Dataset excerpt:
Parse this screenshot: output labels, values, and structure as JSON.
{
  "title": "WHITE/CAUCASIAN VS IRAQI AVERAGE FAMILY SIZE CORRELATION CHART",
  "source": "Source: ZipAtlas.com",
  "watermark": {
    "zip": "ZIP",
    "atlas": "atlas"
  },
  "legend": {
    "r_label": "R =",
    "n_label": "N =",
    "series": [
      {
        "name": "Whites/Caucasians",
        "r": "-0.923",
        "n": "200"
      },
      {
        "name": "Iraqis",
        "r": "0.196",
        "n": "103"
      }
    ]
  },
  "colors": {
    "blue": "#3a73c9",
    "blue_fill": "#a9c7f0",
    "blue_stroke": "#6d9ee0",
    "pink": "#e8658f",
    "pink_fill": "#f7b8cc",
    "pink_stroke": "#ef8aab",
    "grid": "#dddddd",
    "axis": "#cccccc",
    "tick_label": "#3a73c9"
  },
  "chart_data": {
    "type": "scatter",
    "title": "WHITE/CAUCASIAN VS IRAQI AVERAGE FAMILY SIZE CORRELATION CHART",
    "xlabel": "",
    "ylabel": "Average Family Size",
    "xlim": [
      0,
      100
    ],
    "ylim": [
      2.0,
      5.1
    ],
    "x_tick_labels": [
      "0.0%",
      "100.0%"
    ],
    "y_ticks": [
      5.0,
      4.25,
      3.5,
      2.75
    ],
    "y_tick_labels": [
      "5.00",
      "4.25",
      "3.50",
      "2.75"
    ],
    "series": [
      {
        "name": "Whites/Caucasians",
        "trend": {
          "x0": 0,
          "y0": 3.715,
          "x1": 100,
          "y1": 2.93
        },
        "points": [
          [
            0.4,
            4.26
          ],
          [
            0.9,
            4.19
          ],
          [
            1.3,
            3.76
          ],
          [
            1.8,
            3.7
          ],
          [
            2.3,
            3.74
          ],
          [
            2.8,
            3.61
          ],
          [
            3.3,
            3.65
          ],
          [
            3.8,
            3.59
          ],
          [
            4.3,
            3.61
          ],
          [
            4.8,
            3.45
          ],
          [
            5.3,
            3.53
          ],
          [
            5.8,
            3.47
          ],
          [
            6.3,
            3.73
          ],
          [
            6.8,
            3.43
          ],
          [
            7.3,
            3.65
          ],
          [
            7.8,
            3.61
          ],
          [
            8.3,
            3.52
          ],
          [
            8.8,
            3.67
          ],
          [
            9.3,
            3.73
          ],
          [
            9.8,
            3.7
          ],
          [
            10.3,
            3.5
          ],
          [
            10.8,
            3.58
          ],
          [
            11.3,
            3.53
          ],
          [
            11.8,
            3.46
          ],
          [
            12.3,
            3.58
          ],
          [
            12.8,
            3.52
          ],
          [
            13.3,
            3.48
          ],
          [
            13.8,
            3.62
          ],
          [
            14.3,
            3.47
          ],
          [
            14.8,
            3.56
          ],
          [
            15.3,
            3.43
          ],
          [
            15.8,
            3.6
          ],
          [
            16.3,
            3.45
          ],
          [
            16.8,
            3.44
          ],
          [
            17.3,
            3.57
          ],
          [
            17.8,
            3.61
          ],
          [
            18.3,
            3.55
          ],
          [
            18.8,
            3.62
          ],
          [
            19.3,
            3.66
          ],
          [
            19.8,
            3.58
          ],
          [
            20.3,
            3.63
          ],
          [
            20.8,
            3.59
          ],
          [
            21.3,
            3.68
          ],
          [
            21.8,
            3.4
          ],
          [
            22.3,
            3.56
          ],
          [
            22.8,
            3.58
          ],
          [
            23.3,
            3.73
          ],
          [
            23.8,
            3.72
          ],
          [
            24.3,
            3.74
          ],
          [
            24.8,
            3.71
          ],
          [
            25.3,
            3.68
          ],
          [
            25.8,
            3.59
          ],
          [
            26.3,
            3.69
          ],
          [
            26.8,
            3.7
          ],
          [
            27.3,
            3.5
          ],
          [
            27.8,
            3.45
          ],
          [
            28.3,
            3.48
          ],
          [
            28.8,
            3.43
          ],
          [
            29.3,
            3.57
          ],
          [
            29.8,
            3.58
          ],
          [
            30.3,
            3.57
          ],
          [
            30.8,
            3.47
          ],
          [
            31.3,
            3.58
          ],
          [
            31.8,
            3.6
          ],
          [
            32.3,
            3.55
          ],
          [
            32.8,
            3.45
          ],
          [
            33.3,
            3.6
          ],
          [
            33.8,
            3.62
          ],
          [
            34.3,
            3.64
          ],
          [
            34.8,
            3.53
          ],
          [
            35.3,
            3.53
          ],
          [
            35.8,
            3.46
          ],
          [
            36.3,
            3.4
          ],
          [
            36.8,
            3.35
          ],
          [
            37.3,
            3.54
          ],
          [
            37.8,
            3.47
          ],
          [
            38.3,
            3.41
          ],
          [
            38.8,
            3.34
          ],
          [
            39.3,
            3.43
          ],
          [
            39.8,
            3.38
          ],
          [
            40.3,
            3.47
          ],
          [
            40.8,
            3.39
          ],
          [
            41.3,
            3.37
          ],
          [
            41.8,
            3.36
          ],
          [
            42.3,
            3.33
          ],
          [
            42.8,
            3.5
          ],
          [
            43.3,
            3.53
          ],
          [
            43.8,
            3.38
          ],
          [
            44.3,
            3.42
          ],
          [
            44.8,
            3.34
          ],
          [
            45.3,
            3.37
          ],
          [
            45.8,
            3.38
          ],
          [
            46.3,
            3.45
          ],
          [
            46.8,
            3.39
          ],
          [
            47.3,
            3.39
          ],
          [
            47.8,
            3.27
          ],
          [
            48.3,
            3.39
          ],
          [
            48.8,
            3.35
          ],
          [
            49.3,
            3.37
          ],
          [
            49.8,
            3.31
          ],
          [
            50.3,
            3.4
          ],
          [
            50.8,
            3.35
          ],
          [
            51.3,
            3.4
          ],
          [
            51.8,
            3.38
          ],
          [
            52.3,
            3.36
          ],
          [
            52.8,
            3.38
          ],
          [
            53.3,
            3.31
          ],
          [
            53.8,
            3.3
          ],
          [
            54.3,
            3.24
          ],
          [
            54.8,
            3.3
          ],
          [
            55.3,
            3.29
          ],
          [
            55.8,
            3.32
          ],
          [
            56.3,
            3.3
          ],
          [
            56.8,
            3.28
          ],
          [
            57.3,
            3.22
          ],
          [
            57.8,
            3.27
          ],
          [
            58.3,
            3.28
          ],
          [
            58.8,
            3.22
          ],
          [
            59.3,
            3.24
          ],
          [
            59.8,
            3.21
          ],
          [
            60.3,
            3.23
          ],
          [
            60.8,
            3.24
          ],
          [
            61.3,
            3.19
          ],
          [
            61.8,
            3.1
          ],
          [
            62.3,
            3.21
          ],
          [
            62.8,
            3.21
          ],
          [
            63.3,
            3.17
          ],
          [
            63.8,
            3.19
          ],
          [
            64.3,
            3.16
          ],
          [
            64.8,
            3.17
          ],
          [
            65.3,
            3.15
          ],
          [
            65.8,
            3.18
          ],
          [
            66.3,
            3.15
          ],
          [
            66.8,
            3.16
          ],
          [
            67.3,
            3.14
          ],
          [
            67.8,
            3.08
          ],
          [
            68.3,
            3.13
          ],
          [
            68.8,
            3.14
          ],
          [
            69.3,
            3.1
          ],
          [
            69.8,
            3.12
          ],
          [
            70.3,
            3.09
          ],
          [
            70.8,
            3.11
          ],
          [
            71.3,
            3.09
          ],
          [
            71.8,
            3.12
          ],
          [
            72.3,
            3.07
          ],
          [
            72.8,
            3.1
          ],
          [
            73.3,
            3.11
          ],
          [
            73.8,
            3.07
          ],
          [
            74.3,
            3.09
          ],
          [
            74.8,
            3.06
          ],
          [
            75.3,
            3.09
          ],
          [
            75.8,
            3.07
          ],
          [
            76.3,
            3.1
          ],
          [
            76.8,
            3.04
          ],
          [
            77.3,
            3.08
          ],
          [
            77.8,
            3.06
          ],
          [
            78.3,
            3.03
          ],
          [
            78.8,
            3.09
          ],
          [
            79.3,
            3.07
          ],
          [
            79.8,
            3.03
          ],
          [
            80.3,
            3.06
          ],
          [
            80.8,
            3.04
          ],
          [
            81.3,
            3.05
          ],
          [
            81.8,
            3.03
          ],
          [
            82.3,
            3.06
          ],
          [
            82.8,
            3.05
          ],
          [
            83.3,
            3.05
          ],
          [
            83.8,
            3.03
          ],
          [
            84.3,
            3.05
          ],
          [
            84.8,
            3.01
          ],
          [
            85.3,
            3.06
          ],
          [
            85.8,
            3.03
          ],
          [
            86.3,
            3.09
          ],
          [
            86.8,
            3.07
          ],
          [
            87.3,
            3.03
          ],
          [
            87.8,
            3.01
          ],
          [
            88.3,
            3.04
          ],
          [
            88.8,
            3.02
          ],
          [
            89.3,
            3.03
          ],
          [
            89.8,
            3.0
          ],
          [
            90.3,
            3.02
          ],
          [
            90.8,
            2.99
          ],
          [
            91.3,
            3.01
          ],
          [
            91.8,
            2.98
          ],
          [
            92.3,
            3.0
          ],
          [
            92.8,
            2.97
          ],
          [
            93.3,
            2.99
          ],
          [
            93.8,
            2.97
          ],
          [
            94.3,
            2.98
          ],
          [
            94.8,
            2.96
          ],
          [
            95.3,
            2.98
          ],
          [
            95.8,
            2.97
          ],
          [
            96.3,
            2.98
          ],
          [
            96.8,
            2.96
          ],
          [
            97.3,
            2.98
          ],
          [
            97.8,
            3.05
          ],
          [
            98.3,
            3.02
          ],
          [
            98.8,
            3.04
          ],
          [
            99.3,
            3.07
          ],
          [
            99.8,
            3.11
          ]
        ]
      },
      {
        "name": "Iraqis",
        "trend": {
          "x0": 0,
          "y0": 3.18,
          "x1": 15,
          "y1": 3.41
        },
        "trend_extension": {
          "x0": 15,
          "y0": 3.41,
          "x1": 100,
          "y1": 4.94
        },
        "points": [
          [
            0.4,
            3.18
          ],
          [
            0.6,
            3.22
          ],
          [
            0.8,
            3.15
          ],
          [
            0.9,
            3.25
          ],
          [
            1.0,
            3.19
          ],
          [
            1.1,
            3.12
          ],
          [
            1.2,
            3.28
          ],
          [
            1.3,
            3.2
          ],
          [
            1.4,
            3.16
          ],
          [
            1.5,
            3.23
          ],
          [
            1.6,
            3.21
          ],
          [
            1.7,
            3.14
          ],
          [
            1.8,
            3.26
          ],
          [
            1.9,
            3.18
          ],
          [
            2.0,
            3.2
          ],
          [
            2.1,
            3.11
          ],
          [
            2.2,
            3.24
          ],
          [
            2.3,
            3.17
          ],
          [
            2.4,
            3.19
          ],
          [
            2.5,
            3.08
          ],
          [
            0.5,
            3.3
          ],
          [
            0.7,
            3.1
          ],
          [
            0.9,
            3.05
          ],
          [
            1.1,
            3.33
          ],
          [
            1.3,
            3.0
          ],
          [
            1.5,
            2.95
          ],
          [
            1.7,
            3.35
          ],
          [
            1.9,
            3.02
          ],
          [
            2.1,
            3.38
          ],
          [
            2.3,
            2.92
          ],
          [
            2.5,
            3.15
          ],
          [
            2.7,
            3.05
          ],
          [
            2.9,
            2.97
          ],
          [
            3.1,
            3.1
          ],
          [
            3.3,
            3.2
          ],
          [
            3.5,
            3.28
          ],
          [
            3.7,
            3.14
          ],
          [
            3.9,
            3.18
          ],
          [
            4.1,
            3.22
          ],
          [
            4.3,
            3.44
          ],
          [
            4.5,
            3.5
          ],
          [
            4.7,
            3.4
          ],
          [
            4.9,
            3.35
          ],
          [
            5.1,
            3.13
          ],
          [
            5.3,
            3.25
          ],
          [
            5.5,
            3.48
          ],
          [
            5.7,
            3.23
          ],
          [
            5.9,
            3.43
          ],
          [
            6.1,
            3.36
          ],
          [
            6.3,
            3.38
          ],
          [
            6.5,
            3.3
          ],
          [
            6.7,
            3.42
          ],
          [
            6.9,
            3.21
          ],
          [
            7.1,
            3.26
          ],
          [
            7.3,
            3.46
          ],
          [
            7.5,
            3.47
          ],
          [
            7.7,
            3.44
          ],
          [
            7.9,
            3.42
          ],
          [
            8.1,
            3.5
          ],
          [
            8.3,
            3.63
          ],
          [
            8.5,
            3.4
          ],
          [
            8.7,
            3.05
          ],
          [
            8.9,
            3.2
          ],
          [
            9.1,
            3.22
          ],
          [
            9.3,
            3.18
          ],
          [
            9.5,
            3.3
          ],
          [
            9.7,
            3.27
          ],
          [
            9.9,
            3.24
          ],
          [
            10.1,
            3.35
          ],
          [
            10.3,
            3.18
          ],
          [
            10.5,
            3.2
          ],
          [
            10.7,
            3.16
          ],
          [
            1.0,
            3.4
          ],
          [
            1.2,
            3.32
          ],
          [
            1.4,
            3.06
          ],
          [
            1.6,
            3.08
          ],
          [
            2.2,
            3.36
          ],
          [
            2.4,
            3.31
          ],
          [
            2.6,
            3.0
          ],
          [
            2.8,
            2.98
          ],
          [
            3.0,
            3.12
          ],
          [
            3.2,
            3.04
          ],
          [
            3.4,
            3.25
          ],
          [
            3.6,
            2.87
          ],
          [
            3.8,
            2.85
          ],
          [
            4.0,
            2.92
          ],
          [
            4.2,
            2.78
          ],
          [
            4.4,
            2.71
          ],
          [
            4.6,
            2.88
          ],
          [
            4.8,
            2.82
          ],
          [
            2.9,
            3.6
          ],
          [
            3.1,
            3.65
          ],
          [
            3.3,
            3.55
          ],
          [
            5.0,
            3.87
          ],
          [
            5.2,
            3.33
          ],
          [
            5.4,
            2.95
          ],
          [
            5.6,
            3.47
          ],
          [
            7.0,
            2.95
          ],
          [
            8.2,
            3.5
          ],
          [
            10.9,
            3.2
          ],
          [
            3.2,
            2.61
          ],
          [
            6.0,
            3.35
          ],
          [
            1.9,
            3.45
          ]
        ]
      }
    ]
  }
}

EXERCISE DETAILS:
Check every line of the data, and copy the ones that contain "CORRELATION".

RIGHT ANSWER:
  "title": "WHITE/CAUCASIAN VS IRAQI AVERAGE FAMILY SIZE CORRELATION CHART",
    "title": "WHITE/CAUCASIAN VS IRAQI AVERAGE FAMILY SIZE CORRELATION CHART",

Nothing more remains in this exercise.